- **Task to complete**
Repeat the listing in full, preserving every character.

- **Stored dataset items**
★ ★ ★
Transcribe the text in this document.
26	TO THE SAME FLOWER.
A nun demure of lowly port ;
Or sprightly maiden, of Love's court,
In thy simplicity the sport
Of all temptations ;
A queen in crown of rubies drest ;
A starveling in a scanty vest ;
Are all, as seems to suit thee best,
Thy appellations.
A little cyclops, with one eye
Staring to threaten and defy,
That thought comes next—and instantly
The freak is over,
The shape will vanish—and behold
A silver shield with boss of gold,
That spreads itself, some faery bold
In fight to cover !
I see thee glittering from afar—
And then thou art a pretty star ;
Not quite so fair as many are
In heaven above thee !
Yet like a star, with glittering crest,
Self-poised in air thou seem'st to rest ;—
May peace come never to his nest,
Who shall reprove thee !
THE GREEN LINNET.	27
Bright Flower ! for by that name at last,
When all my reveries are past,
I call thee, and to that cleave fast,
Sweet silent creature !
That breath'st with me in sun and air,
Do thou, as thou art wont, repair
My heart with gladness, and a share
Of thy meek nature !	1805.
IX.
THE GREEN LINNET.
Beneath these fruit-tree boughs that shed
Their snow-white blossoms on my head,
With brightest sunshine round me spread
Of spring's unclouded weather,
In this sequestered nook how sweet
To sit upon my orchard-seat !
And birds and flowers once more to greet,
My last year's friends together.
★ ★ ★
- **Exercise output**
Transcribe the text in this document.
26	TO THE SAME FLOWER.
A nun demure of lowly port ;
Or sprightly maiden, of Love's court,
In thy simplicity the sport
Of all temptations ;
A queen in crown of rubies drest ;
A starveling in a scanty vest ;
Are all, as seems to suit thee best,
Thy appellations.
A little cyclops, with one eye
Staring to threaten and defy,
That thought comes next—and instantly
The freak is over,
The shape will vanish—and behold
A silver shield with boss of gold,
That spreads itself, some faery bold
In fight to cover !
I see thee glittering from afar—
And then thou art a pretty star ;
Not quite so fair as many are
In heaven above thee !
Yet like a star, with glittering crest,
Self-poised in air thou seem'st to rest ;—
May peace come never to his nest,
Who shall reprove thee !
THE GREEN LINNET.	27
Bright Flower ! for by that name at last,
When all my reveries are past,
I call thee, and to that cleave fast,
Sweet silent creature !
That breath'st with me in sun and air,
Do thou, as thou art wont, repair
My heart with gladness, and a share
Of thy meek nature !	1805.
IX.
THE GREEN LINNET.
Beneath these fruit-tree boughs that shed
Their snow-white blossoms on my head,
With brightest sunshine round me spread
Of spring's unclouded weather,
In this sequestered nook how sweet
To sit upon my orchard-seat !
And birds and flowers once more to greet,
My last year's friends together.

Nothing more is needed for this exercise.